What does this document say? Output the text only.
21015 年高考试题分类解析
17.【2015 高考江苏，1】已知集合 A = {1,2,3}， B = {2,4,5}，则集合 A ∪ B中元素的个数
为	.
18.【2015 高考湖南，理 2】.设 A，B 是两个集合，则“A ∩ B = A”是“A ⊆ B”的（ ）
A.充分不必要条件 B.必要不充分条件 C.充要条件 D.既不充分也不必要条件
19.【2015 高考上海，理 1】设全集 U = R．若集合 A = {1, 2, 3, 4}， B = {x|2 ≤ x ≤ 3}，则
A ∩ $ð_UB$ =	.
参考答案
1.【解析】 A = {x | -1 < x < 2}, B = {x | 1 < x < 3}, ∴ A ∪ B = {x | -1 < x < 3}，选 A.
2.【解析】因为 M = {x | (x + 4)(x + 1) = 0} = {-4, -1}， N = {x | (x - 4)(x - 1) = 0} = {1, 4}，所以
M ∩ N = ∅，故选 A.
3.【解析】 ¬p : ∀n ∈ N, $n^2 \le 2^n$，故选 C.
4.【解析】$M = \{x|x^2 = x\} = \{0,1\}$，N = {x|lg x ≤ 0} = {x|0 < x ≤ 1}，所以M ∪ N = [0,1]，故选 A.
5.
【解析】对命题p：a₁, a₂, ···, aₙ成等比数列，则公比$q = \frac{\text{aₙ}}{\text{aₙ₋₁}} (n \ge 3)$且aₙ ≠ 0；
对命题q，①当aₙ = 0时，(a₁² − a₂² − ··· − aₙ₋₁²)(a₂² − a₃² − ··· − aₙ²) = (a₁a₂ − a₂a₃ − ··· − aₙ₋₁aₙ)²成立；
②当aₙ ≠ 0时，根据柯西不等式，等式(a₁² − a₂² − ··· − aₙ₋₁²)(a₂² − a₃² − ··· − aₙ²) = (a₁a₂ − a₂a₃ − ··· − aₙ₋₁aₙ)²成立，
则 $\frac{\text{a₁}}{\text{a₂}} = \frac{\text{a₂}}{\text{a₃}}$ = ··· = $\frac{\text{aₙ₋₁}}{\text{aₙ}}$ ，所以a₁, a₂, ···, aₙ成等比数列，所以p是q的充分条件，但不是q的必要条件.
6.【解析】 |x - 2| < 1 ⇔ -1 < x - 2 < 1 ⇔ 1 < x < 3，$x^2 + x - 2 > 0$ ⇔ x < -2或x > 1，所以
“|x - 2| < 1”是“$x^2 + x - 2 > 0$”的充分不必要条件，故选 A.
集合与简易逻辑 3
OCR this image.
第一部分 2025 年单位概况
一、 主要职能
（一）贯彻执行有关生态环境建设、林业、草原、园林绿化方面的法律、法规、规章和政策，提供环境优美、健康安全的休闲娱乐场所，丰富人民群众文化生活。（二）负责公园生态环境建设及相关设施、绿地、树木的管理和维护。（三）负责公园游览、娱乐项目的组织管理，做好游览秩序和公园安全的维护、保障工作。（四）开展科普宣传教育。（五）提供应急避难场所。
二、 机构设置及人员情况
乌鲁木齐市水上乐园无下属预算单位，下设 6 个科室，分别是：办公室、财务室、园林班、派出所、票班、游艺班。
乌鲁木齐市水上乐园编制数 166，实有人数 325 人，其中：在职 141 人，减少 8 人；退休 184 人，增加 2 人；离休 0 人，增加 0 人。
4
*-*-*
§ TASK PROMPT: Output the listing above exactly as it appears.

§ WORKED SOLUTION:
What does this document say? Output the text only.
21015 年高考试题分类解析
17.【2015 高考江苏，1】已知集合 A = {1,2,3}， B = {2,4,5}，则集合 A ∪ B中元素的个数
为	.
18.【2015 高考湖南，理 2】.设 A，B 是两个集合，则“A ∩ B = A”是“A ⊆ B”的（ ）
A.充分不必要条件 B.必要不充分条件 C.充要条件 D.既不充分也不必要条件
19.【2015 高考上海，理 1】设全集 U = R．若集合 A = {1, 2, 3, 4}， B = {x|2 ≤ x ≤ 3}，则
A ∩ $ð_UB$ =	.
参考答案
1.【解析】 A = {x | -1 < x < 2}, B = {x | 1 < x < 3}, ∴ A ∪ B = {x | -1 < x < 3}，选 A.
2.【解析】因为 M = {x | (x + 4)(x + 1) = 0} = {-4, -1}， N = {x | (x - 4)(x - 1) = 0} = {1, 4}，所以
M ∩ N = ∅，故选 A.
3.【解析】 ¬p : ∀n ∈ N, $n^2 \le 2^n$，故选 C.
4.【解析】$M = \{x|x^2 = x\} = \{0,1\}$，N = {x|lg x ≤ 0} = {x|0 < x ≤ 1}，所以M ∪ N = [0,1]，故选 A.
5.
【解析】对命题p：a₁, a₂, ···, aₙ成等比数列，则公比$q = \frac{\text{aₙ}}{\text{aₙ₋₁}} (n \ge 3)$且aₙ ≠ 0；
对命题q，①当aₙ = 0时，(a₁² − a₂² − ··· − aₙ₋₁²)(a₂² − a₃² − ··· − aₙ²) = (a₁a₂ − a₂a₃ − ··· − aₙ₋₁aₙ)²成立；
②当aₙ ≠ 0时，根据柯西不等式，等式(a₁² − a₂² − ··· − aₙ₋₁²)(a₂² − a₃² − ··· − aₙ²) = (a₁a₂ − a₂a₃ − ··· − aₙ₋₁aₙ)²成立，
则 $\frac{\text{a₁}}{\text{a₂}} = \frac{\text{a₂}}{\text{a₃}}$ = ··· = $\frac{\text{aₙ₋₁}}{\text{aₙ}}$ ，所以a₁, a₂, ···, aₙ成等比数列，所以p是q的充分条件，但不是q的必要条件.
6.【解析】 |x - 2| < 1 ⇔ -1 < x - 2 < 1 ⇔ 1 < x < 3，$x^2 + x - 2 > 0$ ⇔ x < -2或x > 1，所以
“|x - 2| < 1”是“$x^2 + x - 2 > 0$”的充分不必要条件，故选 A.
集合与简易逻辑 3
OCR this image.
第一部分 2025 年单位概况
一、 主要职能
（一）贯彻执行有关生态环境建设、林业、草原、园林绿化方面的法律、法规、规章和政策，提供环境优美、健康安全的休闲娱乐场所，丰富人民群众文化生活。（二）负责公园生态环境建设及相关设施、绿地、树木的管理和维护。（三）负责公园游览、娱乐项目的组织管理，做好游览秩序和公园安全的维护、保障工作。（四）开展科普宣传教育。（五）提供应急避难场所。
二、 机构设置及人员情况
乌鲁木齐市水上乐园无下属预算单位，下设 6 个科室，分别是：办公室、财务室、园林班、派出所、票班、游艺班。
乌鲁木齐市水上乐园编制数 166，实有人数 325 人，其中：在职 141 人，减少 8 人；退休 184 人，增加 2 人；离休 0 人，增加 0 人。
4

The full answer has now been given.